TASK PROMPT ::
Filter the entries and keep only the lines where the string "Race" appears.
---------- EXERCISE MATERIAL ----------
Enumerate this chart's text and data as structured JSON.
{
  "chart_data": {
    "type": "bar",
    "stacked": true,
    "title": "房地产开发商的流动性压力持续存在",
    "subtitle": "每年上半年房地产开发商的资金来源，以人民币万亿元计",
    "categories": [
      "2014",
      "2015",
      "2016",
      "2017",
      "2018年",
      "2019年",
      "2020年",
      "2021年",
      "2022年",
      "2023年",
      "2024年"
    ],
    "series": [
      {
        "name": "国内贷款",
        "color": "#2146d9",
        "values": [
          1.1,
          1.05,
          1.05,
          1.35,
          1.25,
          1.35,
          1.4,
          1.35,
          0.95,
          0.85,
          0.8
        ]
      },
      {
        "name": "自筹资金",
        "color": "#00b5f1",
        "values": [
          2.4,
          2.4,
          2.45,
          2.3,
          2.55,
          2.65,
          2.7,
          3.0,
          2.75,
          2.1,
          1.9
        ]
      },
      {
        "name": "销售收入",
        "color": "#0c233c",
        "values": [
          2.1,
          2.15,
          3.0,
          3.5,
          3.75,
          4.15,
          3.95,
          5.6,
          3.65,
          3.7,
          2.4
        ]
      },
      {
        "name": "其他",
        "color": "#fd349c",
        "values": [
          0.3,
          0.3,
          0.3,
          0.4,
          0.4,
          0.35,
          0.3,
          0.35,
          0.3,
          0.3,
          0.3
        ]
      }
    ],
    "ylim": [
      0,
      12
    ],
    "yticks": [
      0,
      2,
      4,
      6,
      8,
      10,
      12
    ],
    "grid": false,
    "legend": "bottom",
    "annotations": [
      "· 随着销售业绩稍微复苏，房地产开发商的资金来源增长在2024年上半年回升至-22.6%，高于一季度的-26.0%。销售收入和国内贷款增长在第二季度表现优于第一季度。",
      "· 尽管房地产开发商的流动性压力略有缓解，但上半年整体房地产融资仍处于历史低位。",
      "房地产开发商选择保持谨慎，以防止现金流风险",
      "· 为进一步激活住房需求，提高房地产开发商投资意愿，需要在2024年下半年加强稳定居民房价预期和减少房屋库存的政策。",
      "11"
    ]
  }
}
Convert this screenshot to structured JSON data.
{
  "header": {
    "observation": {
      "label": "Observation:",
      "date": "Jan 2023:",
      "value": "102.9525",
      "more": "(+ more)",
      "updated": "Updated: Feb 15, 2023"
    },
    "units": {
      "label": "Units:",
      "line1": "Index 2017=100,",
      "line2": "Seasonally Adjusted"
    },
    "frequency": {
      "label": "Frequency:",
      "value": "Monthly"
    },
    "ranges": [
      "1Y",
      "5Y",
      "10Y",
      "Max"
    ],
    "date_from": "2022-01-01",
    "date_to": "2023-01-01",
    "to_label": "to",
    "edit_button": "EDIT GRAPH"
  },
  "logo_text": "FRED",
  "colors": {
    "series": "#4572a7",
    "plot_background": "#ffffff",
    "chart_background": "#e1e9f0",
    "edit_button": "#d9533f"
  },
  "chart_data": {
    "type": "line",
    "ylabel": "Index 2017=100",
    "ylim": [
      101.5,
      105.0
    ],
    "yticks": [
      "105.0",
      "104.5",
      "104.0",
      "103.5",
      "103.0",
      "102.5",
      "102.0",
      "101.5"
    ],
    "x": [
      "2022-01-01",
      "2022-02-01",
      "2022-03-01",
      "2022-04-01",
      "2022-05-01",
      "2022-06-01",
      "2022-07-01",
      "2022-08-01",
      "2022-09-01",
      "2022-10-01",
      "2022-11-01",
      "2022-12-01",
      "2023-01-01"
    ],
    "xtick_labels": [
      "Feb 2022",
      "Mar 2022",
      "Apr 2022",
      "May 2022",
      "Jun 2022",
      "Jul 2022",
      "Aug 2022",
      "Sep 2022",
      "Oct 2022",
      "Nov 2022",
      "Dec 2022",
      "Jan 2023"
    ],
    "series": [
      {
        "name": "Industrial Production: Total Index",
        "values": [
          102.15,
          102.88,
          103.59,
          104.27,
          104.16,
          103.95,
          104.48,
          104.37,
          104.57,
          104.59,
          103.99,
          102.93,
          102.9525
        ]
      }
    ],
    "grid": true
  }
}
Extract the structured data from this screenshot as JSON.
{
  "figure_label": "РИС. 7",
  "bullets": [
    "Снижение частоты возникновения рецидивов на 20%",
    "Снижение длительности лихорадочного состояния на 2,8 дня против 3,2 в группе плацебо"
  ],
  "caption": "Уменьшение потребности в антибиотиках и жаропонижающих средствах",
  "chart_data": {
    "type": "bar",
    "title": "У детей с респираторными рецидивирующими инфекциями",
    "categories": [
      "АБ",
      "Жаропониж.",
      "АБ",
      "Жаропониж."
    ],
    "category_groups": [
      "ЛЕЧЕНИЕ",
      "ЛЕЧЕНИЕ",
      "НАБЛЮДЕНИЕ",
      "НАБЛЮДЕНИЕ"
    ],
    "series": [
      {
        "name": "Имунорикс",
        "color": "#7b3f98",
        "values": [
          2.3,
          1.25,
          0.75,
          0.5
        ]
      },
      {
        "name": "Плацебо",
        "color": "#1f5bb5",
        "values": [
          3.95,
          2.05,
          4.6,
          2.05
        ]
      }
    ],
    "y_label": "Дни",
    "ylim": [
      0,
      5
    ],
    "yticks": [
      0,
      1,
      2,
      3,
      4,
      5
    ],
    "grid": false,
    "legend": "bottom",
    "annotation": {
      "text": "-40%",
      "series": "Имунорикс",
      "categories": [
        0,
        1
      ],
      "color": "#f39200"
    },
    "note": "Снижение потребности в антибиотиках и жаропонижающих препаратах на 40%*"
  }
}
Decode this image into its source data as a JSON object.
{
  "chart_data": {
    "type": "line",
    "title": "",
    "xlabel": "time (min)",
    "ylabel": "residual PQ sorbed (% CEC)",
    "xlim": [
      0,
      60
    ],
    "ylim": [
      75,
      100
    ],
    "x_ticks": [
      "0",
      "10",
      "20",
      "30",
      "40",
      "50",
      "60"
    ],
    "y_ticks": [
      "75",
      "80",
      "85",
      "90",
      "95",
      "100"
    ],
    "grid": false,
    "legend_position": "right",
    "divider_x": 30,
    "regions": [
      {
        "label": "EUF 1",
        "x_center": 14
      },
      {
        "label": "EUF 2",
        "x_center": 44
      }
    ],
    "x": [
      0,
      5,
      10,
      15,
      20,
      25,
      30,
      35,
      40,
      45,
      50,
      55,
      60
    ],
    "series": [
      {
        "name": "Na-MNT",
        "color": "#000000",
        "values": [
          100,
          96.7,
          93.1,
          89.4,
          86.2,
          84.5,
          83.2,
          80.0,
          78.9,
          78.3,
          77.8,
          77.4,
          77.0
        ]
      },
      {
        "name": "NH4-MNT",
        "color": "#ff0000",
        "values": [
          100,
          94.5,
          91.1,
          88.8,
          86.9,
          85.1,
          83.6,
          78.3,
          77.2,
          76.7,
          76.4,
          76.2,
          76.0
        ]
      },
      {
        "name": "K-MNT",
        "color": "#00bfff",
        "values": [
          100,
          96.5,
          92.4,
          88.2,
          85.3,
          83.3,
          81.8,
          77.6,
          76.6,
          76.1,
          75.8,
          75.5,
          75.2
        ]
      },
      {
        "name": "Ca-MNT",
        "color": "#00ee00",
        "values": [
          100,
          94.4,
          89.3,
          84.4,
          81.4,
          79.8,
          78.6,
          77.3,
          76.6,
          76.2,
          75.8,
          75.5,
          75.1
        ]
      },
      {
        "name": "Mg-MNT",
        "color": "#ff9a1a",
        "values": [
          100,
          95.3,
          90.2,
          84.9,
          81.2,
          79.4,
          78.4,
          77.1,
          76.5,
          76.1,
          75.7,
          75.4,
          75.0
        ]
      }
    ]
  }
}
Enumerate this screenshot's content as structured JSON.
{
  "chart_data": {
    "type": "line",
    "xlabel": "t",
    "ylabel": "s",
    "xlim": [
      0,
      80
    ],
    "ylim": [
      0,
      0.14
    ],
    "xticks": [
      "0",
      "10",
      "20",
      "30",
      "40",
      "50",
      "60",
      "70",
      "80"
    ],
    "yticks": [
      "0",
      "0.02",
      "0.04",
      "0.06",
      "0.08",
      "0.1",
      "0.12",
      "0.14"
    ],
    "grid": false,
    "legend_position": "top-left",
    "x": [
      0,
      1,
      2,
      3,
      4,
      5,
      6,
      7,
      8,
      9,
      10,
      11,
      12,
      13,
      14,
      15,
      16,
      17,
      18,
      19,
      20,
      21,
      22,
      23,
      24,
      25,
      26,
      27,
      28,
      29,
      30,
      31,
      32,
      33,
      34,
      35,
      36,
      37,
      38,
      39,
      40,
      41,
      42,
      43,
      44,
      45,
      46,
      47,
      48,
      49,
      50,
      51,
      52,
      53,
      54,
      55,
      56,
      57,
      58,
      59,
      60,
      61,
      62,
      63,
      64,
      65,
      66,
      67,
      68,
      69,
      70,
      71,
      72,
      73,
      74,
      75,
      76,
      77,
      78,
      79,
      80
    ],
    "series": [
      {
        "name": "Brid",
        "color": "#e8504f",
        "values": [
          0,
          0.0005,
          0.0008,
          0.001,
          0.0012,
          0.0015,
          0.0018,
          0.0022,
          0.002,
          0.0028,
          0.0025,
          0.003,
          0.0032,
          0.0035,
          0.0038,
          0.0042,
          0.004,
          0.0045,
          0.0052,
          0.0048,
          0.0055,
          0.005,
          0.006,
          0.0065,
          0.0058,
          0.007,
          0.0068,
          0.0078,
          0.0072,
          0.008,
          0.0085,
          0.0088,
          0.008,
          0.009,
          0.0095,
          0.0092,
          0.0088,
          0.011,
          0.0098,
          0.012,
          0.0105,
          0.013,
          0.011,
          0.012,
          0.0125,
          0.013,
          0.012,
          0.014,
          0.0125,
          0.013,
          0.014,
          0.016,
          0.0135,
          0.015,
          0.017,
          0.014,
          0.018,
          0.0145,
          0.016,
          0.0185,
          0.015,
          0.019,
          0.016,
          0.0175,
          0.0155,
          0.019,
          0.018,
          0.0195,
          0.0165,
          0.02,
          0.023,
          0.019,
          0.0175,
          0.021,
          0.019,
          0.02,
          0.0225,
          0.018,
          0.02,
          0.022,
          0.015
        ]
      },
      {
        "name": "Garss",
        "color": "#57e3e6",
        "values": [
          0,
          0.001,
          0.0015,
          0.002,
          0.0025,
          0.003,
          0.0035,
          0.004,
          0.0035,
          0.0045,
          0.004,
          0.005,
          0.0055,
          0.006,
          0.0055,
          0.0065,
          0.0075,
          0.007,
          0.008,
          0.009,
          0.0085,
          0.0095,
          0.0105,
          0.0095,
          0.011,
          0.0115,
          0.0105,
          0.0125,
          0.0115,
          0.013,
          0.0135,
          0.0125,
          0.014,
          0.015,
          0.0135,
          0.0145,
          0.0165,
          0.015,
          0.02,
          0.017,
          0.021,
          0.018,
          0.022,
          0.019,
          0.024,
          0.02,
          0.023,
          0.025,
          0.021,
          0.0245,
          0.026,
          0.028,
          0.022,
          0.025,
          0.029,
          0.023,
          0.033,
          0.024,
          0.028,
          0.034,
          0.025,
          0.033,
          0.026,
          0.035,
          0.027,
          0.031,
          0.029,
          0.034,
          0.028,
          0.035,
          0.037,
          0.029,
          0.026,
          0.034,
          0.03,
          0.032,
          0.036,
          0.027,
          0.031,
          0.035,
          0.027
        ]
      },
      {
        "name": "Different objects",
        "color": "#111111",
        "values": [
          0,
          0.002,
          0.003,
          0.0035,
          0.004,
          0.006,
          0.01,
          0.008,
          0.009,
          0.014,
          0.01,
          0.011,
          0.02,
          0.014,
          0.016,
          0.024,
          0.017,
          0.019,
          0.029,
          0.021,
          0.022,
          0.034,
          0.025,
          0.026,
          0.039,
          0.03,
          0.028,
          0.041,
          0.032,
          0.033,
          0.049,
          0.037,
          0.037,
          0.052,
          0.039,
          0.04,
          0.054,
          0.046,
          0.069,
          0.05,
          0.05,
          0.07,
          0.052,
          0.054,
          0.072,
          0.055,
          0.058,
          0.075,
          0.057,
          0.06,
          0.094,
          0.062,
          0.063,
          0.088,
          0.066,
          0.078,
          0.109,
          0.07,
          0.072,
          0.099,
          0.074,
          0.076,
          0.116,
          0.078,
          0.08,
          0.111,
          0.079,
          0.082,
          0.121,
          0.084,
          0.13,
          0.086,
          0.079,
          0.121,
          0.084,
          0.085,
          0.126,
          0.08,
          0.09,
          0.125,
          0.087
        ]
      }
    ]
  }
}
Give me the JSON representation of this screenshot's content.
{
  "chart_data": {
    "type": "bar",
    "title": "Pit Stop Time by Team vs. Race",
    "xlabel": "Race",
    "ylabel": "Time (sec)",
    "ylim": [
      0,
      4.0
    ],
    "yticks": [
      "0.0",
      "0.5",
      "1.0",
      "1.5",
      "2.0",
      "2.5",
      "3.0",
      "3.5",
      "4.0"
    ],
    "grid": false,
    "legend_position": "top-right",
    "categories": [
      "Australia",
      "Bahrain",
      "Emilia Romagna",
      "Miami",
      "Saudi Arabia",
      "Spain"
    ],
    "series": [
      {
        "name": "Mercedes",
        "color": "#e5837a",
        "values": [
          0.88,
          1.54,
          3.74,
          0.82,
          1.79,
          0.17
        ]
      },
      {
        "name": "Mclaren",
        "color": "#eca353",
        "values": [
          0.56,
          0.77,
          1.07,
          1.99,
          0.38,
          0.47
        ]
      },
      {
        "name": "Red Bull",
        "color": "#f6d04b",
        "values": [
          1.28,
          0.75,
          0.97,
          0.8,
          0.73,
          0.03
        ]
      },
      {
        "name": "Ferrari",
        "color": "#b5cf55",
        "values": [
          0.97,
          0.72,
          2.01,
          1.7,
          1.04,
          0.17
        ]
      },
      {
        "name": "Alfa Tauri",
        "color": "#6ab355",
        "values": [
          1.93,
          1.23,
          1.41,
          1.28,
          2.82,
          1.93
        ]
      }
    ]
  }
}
----------
OUTPUT FOR THIS EXERCISE ::
    "title": "Pit Stop Time by Team vs. Race",
    "xlabel": "Race",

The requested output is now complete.